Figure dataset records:
►

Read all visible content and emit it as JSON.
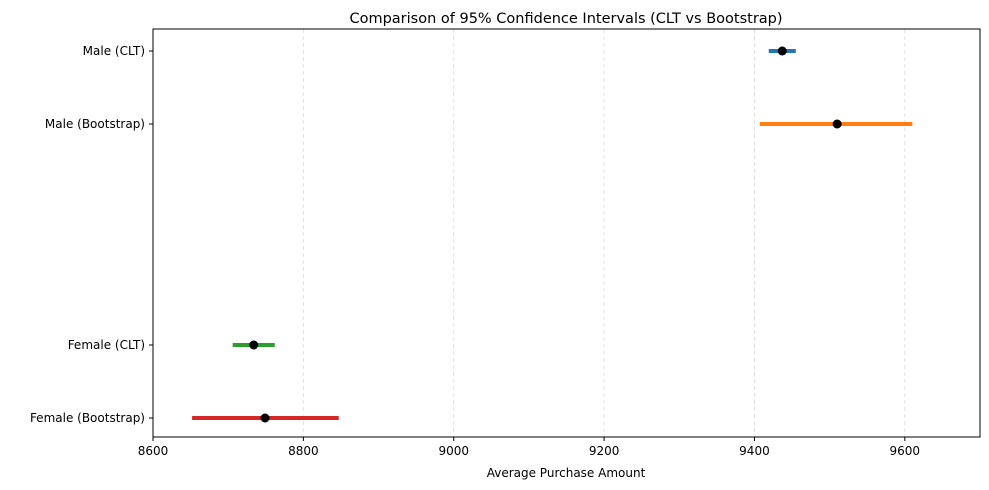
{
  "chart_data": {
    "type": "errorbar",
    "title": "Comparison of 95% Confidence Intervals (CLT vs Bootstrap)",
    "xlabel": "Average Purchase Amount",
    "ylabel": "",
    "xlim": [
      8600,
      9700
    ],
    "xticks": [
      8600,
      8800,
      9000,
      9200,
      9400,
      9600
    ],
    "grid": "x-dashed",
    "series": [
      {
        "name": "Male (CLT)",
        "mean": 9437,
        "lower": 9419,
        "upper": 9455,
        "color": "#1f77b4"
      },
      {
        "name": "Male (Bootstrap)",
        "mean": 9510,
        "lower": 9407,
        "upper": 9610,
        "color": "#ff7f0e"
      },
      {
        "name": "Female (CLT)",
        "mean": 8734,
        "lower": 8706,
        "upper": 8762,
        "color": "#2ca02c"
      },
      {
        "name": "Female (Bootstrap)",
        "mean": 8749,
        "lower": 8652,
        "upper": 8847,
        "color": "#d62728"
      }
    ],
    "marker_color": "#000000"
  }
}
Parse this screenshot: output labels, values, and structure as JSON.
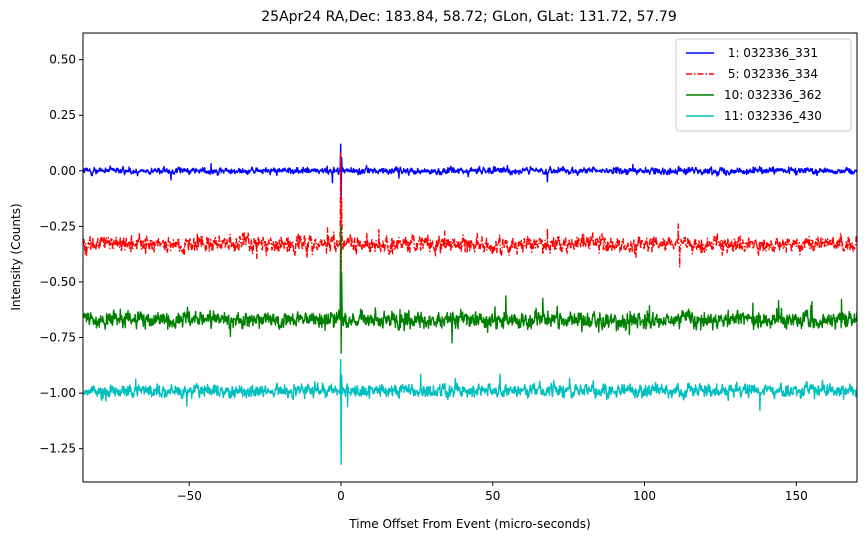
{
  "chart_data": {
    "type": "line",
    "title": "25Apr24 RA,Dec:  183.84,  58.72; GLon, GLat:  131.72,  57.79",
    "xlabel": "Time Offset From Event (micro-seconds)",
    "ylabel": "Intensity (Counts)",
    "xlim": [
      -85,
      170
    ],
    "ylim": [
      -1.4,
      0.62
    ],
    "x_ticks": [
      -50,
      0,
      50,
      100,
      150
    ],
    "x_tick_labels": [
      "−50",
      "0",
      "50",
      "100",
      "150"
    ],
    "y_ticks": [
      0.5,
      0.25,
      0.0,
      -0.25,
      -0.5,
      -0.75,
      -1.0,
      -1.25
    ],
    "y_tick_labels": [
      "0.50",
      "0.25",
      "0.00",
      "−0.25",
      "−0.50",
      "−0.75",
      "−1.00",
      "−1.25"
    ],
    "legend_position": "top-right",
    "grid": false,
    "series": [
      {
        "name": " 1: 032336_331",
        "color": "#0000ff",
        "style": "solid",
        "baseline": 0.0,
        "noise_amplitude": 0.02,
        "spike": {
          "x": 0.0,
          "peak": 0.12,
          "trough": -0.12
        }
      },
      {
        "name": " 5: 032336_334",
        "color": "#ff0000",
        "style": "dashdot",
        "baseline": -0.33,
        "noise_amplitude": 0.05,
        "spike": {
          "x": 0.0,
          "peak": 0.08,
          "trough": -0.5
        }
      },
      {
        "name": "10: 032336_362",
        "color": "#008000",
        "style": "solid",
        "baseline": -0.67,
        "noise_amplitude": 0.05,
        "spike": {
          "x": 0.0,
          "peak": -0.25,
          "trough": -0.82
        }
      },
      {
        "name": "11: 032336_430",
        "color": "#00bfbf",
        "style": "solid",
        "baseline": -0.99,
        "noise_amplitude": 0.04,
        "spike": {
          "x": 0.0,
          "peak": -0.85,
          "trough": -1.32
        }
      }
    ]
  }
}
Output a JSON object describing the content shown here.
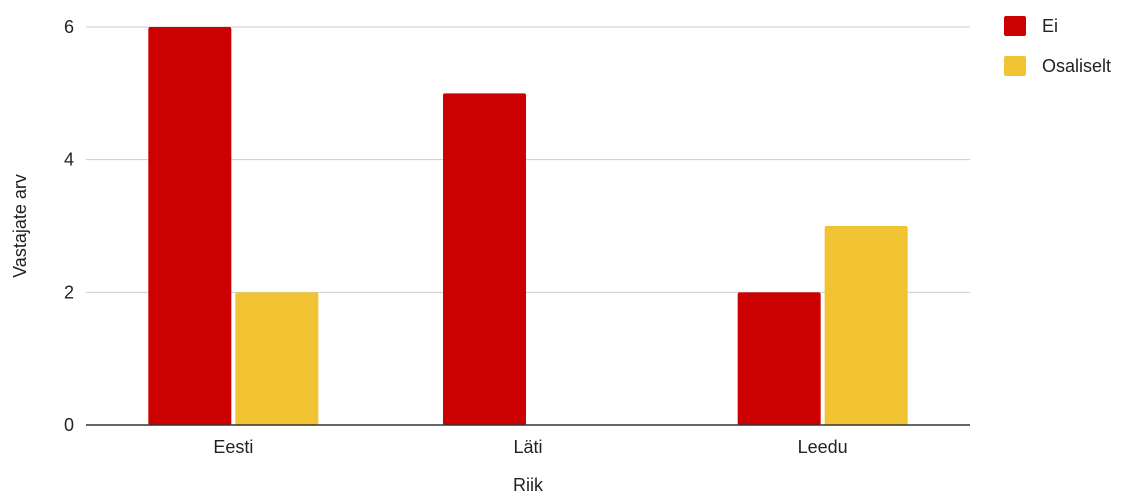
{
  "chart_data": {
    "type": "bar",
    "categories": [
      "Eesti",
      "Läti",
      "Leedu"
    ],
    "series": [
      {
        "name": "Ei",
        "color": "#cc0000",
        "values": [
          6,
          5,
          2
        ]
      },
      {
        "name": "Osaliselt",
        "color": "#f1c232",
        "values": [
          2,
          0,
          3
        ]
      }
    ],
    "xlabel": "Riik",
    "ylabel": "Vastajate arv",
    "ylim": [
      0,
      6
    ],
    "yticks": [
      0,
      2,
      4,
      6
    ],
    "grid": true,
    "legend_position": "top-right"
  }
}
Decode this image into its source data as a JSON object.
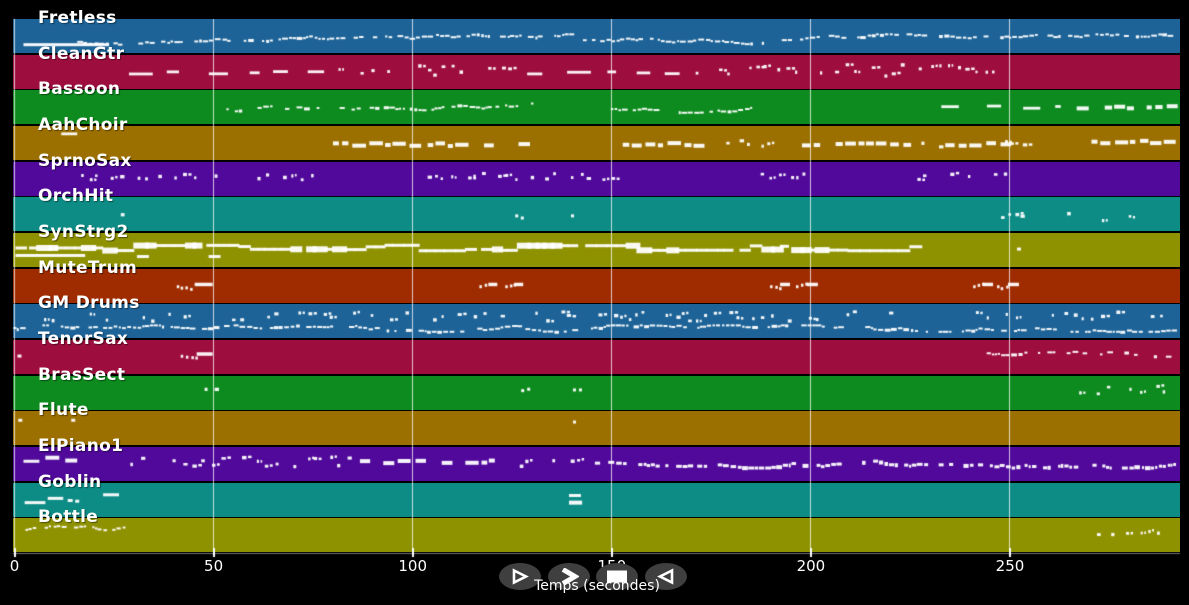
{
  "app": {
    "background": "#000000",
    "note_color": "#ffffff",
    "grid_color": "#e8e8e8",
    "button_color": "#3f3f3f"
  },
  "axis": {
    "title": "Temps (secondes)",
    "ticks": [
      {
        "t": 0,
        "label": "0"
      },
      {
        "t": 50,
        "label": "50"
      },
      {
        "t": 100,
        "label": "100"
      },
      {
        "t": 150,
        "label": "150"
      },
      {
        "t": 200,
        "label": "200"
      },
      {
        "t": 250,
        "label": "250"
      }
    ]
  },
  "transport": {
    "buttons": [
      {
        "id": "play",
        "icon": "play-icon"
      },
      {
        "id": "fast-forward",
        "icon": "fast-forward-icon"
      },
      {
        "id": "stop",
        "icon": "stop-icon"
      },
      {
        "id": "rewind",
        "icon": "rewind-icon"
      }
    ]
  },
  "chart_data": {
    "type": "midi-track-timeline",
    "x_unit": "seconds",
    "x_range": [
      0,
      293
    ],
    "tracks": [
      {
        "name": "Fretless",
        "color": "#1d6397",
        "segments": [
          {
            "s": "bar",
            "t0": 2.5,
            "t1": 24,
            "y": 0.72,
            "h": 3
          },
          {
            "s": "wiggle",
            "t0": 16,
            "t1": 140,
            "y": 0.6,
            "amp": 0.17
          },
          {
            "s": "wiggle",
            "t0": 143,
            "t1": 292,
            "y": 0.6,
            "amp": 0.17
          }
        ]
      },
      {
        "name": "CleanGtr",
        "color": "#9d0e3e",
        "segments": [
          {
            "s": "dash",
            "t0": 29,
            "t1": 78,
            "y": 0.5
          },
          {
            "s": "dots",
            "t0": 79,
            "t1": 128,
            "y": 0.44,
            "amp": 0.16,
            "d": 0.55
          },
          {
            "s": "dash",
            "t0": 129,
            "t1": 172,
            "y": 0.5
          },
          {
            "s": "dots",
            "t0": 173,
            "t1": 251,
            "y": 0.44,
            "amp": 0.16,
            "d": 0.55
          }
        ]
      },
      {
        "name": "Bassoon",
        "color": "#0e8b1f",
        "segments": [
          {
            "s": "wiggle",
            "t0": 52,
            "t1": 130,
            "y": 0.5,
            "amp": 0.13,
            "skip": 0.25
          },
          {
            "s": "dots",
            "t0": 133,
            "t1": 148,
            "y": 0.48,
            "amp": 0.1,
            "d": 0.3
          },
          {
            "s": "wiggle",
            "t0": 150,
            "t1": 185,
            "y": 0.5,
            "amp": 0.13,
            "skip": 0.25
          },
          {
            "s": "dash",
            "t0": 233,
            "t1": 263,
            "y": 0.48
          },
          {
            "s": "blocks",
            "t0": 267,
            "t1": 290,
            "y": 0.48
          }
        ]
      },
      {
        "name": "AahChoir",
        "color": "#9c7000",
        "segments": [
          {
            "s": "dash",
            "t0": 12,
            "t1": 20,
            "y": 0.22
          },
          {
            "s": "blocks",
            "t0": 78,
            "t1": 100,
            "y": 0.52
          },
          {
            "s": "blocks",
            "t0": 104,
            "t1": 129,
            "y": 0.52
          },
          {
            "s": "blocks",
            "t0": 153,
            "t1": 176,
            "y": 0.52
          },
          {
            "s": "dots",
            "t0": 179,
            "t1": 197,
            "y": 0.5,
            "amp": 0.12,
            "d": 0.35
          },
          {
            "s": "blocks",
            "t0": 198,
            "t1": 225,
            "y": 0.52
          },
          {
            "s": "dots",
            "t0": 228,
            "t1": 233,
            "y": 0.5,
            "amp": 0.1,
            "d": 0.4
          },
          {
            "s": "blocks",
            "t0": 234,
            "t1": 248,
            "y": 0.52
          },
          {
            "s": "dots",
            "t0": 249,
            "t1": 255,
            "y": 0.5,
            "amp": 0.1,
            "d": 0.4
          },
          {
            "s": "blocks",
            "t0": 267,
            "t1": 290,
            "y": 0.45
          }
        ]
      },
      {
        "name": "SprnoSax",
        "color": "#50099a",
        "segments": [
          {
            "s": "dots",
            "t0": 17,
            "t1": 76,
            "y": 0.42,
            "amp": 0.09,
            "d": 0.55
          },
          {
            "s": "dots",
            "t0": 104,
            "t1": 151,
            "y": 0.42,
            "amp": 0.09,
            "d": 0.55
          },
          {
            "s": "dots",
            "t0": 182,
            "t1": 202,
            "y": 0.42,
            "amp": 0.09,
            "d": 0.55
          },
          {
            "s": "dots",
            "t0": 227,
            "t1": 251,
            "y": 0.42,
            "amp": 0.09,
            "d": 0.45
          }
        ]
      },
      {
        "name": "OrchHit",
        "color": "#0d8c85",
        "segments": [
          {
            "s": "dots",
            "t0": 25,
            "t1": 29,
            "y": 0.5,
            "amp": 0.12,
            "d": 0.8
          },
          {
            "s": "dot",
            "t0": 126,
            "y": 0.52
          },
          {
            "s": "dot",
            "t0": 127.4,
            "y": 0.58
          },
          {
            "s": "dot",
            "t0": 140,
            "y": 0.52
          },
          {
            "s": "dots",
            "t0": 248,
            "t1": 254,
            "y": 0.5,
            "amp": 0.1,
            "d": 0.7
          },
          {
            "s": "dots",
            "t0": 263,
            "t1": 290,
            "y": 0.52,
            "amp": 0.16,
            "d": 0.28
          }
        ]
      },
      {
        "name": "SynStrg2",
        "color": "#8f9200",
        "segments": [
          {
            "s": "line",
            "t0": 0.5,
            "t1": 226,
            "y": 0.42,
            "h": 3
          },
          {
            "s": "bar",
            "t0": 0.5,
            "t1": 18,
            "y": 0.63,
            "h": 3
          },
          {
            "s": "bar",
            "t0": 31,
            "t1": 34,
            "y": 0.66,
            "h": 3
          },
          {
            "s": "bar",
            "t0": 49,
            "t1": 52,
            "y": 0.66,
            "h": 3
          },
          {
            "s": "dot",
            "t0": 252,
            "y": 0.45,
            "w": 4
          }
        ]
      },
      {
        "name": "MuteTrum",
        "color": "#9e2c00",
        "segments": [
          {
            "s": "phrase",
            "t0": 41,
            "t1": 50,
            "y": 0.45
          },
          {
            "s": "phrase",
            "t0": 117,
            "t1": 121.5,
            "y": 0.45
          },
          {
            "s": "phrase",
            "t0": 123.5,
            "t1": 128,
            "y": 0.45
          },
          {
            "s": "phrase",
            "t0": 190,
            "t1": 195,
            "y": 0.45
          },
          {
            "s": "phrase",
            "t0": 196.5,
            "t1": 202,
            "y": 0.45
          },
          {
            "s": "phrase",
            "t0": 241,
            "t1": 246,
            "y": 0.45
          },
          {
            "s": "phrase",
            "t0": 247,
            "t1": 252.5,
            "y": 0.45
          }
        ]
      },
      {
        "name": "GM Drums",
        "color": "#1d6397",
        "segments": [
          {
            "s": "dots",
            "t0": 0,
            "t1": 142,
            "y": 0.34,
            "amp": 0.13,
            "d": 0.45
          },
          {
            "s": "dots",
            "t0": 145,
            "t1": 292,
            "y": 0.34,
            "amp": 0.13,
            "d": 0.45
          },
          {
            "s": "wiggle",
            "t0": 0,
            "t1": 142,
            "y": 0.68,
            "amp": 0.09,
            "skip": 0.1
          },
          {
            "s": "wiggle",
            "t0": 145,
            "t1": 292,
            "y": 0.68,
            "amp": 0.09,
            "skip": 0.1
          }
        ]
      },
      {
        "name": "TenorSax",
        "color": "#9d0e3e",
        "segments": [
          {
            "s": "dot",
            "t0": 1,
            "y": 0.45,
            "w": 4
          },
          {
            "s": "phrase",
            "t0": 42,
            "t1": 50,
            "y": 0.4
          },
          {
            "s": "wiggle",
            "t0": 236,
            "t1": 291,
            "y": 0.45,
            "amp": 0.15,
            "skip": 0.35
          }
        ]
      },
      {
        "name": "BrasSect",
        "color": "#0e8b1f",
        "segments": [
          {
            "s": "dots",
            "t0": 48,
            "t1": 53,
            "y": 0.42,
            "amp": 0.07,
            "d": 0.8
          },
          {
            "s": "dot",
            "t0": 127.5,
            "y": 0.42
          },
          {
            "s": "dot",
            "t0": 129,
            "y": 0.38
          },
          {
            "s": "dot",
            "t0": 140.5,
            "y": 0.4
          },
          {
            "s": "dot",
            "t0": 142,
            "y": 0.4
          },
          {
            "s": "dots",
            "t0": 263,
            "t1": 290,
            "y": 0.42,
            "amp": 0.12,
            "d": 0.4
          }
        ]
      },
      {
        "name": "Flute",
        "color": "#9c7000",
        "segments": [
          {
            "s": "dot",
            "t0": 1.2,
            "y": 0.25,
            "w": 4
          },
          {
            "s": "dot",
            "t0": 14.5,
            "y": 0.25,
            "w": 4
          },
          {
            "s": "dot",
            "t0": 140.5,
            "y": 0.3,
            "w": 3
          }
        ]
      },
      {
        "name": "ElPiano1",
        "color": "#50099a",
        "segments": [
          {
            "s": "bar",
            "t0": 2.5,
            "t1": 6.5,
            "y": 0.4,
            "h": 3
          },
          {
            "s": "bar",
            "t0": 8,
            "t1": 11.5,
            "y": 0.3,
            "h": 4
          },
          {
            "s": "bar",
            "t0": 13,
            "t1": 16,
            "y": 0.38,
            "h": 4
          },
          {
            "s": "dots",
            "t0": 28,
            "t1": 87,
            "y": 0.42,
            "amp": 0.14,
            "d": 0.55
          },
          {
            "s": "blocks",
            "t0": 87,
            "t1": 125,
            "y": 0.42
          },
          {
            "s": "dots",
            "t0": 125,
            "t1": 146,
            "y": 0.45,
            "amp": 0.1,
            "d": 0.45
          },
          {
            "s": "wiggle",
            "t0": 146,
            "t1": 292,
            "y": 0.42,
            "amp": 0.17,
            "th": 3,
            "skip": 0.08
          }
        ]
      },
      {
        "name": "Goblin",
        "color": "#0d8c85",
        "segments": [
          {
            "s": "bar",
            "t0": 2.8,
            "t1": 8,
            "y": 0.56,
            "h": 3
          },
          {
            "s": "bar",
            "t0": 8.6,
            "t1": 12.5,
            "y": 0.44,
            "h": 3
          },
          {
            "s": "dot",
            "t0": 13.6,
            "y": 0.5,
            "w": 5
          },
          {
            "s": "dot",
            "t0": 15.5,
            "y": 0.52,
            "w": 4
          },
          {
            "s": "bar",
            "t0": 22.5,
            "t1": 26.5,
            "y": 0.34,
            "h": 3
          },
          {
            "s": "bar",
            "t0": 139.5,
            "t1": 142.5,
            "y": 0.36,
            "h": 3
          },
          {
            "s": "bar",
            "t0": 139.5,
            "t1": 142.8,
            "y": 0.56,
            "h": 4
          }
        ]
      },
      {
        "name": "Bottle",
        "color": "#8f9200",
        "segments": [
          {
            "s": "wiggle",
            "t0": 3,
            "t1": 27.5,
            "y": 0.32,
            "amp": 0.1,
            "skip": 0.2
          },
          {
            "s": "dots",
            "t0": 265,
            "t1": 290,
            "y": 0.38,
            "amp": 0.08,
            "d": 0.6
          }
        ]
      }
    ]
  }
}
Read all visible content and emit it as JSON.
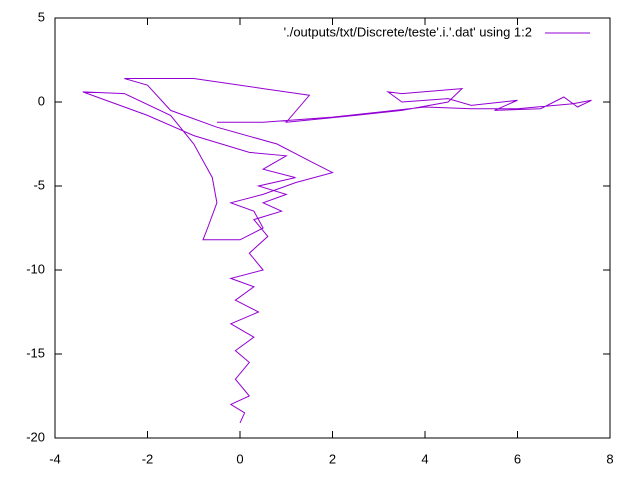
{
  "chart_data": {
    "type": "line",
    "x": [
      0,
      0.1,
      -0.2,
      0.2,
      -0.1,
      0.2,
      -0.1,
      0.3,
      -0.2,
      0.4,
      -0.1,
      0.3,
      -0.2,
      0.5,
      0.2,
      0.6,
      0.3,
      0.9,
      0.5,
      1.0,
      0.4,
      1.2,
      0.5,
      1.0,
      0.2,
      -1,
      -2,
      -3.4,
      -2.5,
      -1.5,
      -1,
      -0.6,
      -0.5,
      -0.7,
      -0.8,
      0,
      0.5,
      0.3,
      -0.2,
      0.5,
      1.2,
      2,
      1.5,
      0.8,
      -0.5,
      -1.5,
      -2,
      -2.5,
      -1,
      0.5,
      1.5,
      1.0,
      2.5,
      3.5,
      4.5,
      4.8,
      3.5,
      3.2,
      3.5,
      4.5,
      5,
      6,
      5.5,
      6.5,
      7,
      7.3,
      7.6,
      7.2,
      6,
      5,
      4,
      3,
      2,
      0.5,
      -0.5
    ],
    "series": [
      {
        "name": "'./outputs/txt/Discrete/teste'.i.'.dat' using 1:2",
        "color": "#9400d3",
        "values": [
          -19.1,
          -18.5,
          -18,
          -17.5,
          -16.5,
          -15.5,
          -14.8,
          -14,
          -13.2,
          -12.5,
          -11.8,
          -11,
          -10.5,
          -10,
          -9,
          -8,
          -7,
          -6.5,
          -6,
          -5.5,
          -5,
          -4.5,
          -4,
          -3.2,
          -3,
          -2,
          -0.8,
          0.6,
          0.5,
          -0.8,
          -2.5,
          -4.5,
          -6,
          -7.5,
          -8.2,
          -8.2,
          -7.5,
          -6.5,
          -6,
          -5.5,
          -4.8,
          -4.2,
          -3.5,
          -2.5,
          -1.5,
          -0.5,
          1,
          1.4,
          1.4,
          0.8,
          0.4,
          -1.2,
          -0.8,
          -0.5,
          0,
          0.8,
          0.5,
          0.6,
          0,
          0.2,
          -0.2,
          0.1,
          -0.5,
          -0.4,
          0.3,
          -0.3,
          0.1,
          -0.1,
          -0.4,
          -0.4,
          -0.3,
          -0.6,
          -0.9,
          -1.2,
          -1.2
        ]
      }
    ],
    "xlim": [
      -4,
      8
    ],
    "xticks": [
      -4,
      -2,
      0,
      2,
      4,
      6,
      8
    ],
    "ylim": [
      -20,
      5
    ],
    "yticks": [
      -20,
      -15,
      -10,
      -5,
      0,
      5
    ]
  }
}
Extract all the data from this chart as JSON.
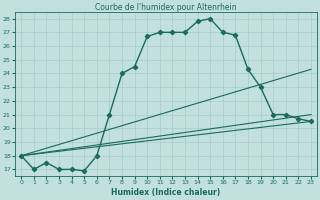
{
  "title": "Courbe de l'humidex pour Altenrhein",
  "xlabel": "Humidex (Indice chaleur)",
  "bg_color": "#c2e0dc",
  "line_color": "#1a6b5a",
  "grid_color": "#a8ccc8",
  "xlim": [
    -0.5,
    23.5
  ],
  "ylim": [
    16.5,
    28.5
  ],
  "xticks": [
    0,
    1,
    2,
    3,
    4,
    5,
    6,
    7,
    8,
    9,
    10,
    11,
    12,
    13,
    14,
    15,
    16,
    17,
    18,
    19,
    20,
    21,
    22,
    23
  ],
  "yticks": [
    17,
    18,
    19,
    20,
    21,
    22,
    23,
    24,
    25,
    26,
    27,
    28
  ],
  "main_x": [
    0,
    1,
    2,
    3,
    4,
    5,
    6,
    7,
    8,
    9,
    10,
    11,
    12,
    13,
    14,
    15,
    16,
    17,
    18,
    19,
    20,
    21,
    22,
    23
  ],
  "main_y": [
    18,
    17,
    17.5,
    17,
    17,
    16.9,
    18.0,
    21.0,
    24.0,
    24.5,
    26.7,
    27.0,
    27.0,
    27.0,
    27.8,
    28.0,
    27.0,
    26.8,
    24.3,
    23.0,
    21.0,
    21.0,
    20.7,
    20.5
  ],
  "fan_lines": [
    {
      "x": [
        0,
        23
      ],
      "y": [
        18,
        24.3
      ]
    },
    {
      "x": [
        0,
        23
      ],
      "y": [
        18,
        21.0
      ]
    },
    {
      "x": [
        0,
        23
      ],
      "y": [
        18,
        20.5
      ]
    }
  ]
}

◄

### [TASK GOAL]
Gather all lines from the listing above in which "trough" occurs.

### [RESULT FOR THIS EXERCISE]
          "trough": -0.12
          "trough": -0.5
          "trough": -0.82
          "trough": -1.32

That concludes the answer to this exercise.